Make an exact copy of all the data.
++++ Material to process ++++
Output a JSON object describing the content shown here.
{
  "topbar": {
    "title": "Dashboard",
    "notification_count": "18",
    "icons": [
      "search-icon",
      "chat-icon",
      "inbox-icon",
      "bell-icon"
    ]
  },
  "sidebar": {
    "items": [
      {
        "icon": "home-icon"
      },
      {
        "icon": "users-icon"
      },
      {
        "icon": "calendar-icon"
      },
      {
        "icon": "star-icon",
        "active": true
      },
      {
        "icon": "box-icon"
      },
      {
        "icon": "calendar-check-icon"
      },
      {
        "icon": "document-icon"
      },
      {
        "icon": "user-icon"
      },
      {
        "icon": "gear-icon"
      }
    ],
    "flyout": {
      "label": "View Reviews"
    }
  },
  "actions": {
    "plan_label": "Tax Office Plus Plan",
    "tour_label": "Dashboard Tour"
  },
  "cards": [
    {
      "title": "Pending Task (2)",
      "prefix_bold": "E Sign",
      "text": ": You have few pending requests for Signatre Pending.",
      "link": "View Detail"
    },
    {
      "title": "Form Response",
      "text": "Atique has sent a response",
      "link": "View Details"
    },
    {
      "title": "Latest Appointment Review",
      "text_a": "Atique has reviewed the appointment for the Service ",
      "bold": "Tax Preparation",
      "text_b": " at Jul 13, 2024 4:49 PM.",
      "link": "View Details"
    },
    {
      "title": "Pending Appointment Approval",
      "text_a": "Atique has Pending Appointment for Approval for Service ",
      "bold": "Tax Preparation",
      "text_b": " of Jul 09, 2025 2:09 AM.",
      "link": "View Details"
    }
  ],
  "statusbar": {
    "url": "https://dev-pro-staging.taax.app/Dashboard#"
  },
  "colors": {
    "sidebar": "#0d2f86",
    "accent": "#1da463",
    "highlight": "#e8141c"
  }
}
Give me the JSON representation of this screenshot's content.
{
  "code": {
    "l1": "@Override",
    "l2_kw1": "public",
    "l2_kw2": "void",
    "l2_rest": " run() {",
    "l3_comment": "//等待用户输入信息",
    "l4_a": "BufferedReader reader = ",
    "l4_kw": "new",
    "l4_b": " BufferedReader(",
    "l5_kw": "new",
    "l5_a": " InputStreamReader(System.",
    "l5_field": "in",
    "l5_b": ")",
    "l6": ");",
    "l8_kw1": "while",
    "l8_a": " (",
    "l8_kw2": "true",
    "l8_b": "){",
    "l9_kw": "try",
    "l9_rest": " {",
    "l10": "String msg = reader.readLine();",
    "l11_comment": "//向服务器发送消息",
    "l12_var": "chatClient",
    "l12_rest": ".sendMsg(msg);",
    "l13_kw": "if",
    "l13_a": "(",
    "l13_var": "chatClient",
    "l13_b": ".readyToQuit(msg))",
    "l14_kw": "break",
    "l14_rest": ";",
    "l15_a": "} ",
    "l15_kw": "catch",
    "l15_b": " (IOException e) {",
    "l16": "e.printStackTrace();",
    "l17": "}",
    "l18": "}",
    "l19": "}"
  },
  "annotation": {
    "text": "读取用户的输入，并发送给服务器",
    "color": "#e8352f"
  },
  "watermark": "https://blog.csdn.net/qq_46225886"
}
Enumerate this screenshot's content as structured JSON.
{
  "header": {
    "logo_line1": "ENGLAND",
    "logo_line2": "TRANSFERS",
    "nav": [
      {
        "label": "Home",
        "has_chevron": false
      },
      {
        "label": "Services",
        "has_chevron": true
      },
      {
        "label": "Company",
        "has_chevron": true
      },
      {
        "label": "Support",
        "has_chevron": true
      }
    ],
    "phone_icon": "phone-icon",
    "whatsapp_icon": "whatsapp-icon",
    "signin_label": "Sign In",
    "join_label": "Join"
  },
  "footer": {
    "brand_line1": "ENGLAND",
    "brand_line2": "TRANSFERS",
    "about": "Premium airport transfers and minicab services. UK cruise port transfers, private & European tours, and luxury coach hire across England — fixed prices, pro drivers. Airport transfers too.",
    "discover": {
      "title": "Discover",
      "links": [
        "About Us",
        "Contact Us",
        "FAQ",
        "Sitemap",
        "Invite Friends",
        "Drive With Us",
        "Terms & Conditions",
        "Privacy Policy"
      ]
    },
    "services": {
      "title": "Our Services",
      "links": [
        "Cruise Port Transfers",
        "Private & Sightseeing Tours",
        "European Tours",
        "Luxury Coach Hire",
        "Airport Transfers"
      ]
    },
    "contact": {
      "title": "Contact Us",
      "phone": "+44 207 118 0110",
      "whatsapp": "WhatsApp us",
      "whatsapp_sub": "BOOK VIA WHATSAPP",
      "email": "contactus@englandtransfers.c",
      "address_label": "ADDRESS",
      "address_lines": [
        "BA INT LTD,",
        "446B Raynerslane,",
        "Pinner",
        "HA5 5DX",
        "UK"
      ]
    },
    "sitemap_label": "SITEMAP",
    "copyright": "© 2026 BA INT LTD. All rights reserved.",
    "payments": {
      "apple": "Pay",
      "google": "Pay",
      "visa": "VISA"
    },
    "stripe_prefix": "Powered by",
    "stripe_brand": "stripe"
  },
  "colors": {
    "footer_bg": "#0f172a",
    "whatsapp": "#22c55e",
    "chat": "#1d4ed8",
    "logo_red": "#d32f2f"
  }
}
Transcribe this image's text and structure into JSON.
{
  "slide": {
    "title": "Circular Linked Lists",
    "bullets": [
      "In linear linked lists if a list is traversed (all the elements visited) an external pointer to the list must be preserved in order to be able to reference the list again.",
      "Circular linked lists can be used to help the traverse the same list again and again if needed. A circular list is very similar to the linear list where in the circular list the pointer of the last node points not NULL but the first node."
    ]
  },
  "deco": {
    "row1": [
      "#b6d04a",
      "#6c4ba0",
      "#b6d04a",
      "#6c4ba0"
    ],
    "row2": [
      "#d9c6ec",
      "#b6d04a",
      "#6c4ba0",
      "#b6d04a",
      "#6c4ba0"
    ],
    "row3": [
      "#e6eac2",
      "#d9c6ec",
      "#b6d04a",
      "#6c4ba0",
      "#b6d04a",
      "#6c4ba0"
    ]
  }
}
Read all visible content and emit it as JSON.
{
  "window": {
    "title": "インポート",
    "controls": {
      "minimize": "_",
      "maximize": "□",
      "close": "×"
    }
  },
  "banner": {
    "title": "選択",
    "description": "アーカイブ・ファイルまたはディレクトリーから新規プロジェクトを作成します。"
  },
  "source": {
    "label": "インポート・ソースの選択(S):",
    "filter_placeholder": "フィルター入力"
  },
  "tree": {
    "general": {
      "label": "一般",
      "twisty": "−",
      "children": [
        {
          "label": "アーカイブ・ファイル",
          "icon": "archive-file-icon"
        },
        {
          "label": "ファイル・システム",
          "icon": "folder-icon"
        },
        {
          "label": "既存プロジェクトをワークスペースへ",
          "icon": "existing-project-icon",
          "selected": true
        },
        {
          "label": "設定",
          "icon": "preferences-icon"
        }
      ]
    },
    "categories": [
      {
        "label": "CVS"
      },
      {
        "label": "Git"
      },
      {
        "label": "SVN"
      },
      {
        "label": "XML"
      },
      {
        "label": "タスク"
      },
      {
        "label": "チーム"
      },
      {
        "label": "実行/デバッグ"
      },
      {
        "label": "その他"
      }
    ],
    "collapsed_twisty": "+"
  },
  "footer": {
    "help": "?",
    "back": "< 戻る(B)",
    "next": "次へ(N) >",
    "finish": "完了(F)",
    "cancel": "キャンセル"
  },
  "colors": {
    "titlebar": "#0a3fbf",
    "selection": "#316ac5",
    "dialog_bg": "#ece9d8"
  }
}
++++
Complete answer:
Output a JSON object describing the content shown here.
{
  "topbar": {
    "title": "Dashboard",
    "notification_count": "18",
    "icons": [
      "search-icon",
      "chat-icon",
      "inbox-icon",
      "bell-icon"
    ]
  },
  "sidebar": {
    "items": [
      {
        "icon": "home-icon"
      },
      {
        "icon": "users-icon"
      },
      {
        "icon": "calendar-icon"
      },
      {
        "icon": "star-icon",
        "active": true
      },
      {
        "icon": "box-icon"
      },
      {
        "icon": "calendar-check-icon"
      },
      {
        "icon": "document-icon"
      },
      {
        "icon": "user-icon"
      },
      {
        "icon": "gear-icon"
      }
    ],
    "flyout": {
      "label": "View Reviews"
    }
  },
  "actions": {
    "plan_label": "Tax Office Plus Plan",
    "tour_label": "Dashboard Tour"
  },
  "cards": [
    {
      "title": "Pending Task (2)",
      "prefix_bold": "E Sign",
      "text": ": You have few pending requests for Signatre Pending.",
      "link": "View Detail"
    },
    {
      "title": "Form Response",
      "text": "Atique has sent a response",
      "link": "View Details"
    },
    {
      "title": "Latest Appointment Review",
      "text_a": "Atique has reviewed the appointment for the Service ",
      "bold": "Tax Preparation",
      "text_b": " at Jul 13, 2024 4:49 PM.",
      "link": "View Details"
    },
    {
      "title": "Pending Appointment Approval",
      "text_a": "Atique has Pending Appointment for Approval for Service ",
      "bold": "Tax Preparation",
      "text_b": " of Jul 09, 2025 2:09 AM.",
      "link": "View Details"
    }
  ],
  "statusbar": {
    "url": "https://dev-pro-staging.taax.app/Dashboard#"
  },
  "colors": {
    "sidebar": "#0d2f86",
    "accent": "#1da463",
    "highlight": "#e8141c"
  }
}
Give me the JSON representation of this screenshot's content.
{
  "code": {
    "l1": "@Override",
    "l2_kw1": "public",
    "l2_kw2": "void",
    "l2_rest": " run() {",
    "l3_comment": "//等待用户输入信息",
    "l4_a": "BufferedReader reader = ",
    "l4_kw": "new",
    "l4_b": " BufferedReader(",
    "l5_kw": "new",
    "l5_a": " InputStreamReader(System.",
    "l5_field": "in",
    "l5_b": ")",
    "l6": ");",
    "l8_kw1": "while",
    "l8_a": " (",
    "l8_kw2": "true",
    "l8_b": "){",
    "l9_kw": "try",
    "l9_rest": " {",
    "l10": "String msg = reader.readLine();",
    "l11_comment": "//向服务器发送消息",
    "l12_var": "chatClient",
    "l12_rest": ".sendMsg(msg);",
    "l13_kw": "if",
    "l13_a": "(",
    "l13_var": "chatClient",
    "l13_b": ".readyToQuit(msg))",
    "l14_kw": "break",
    "l14_rest": ";",
    "l15_a": "} ",
    "l15_kw": "catch",
    "l15_b": " (IOException e) {",
    "l16": "e.printStackTrace();",
    "l17": "}",
    "l18": "}",
    "l19": "}"
  },
  "annotation": {
    "text": "读取用户的输入，并发送给服务器",
    "color": "#e8352f"
  },
  "watermark": "https://blog.csdn.net/qq_46225886"
}
Enumerate this screenshot's content as structured JSON.
{
  "header": {
    "logo_line1": "ENGLAND",
    "logo_line2": "TRANSFERS",
    "nav": [
      {
        "label": "Home",
        "has_chevron": false
      },
      {
        "label": "Services",
        "has_chevron": true
      },
      {
        "label": "Company",
        "has_chevron": true
      },
      {
        "label": "Support",
        "has_chevron": true
      }
    ],
    "phone_icon": "phone-icon",
    "whatsapp_icon": "whatsapp-icon",
    "signin_label": "Sign In",
    "join_label": "Join"
  },
  "footer": {
    "brand_line1": "ENGLAND",
    "brand_line2": "TRANSFERS",
    "about": "Premium airport transfers and minicab services. UK cruise port transfers, private & European tours, and luxury coach hire across England — fixed prices, pro drivers. Airport transfers too.",
    "discover": {
      "title": "Discover",
      "links": [
        "About Us",
        "Contact Us",
        "FAQ",
        "Sitemap",
        "Invite Friends",
        "Drive With Us",
        "Terms & Conditions",
        "Privacy Policy"
      ]
    },
    "services": {
      "title": "Our Services",
      "links": [
        "Cruise Port Transfers",
        "Private & Sightseeing Tours",
        "European Tours",
        "Luxury Coach Hire",
        "Airport Transfers"
      ]
    },
    "contact": {
      "title": "Contact Us",
      "phone": "+44 207 118 0110",
      "whatsapp": "WhatsApp us",
      "whatsapp_sub": "BOOK VIA WHATSAPP",
      "email": "contactus@englandtransfers.c",
      "address_label": "ADDRESS",
      "address_lines": [
        "BA INT LTD,",
        "446B Raynerslane,",
        "Pinner",
        "HA5 5DX",
        "UK"
      ]
    },
    "sitemap_label": "SITEMAP",
    "copyright": "© 2026 BA INT LTD. All rights reserved.",
    "payments": {
      "apple": "Pay",
      "google": "Pay",
      "visa": "VISA"
    },
    "stripe_prefix": "Powered by",
    "stripe_brand": "stripe"
  },
  "colors": {
    "footer_bg": "#0f172a",
    "whatsapp": "#22c55e",
    "chat": "#1d4ed8",
    "logo_red": "#d32f2f"
  }
}
Transcribe this image's text and structure into JSON.
{
  "slide": {
    "title": "Circular Linked Lists",
    "bullets": [
      "In linear linked lists if a list is traversed (all the elements visited) an external pointer to the list must be preserved in order to be able to reference the list again.",
      "Circular linked lists can be used to help the traverse the same list again and again if needed. A circular list is very similar to the linear list where in the circular list the pointer of the last node points not NULL but the first node."
    ]
  },
  "deco": {
    "row1": [
      "#b6d04a",
      "#6c4ba0",
      "#b6d04a",
      "#6c4ba0"
    ],
    "row2": [
      "#d9c6ec",
      "#b6d04a",
      "#6c4ba0",
      "#b6d04a",
      "#6c4ba0"
    ],
    "row3": [
      "#e6eac2",
      "#d9c6ec",
      "#b6d04a",
      "#6c4ba0",
      "#b6d04a",
      "#6c4ba0"
    ]
  }
}
Read all visible content and emit it as JSON.
{
  "window": {
    "title": "インポート",
    "controls": {
      "minimize": "_",
      "maximize": "□",
      "close": "×"
    }
  },
  "banner": {
    "title": "選択",
    "description": "アーカイブ・ファイルまたはディレクトリーから新規プロジェクトを作成します。"
  },
  "source": {
    "label": "インポート・ソースの選択(S):",
    "filter_placeholder": "フィルター入力"
  },
  "tree": {
    "general": {
      "label": "一般",
      "twisty": "−",
      "children": [
        {
          "label": "アーカイブ・ファイル",
          "icon": "archive-file-icon"
        },
        {
          "label": "ファイル・システム",
          "icon": "folder-icon"
        },
        {
          "label": "既存プロジェクトをワークスペースへ",
          "icon": "existing-project-icon",
          "selected": true
        },
        {
          "label": "設定",
          "icon": "preferences-icon"
        }
      ]
    },
    "categories": [
      {
        "label": "CVS"
      },
      {
        "label": "Git"
      },
      {
        "label": "SVN"
      },
      {
        "label": "XML"
      },
      {
        "label": "タスク"
      },
      {
        "label": "チーム"
      },
      {
        "label": "実行/デバッグ"
      },
      {
        "label": "その他"
      }
    ],
    "collapsed_twisty": "+"
  },
  "footer": {
    "help": "?",
    "back": "< 戻る(B)",
    "next": "次へ(N) >",
    "finish": "完了(F)",
    "cancel": "キャンセル"
  },
  "colors": {
    "titlebar": "#0a3fbf",
    "selection": "#316ac5",
    "dialog_bg": "#ece9d8"
  }
}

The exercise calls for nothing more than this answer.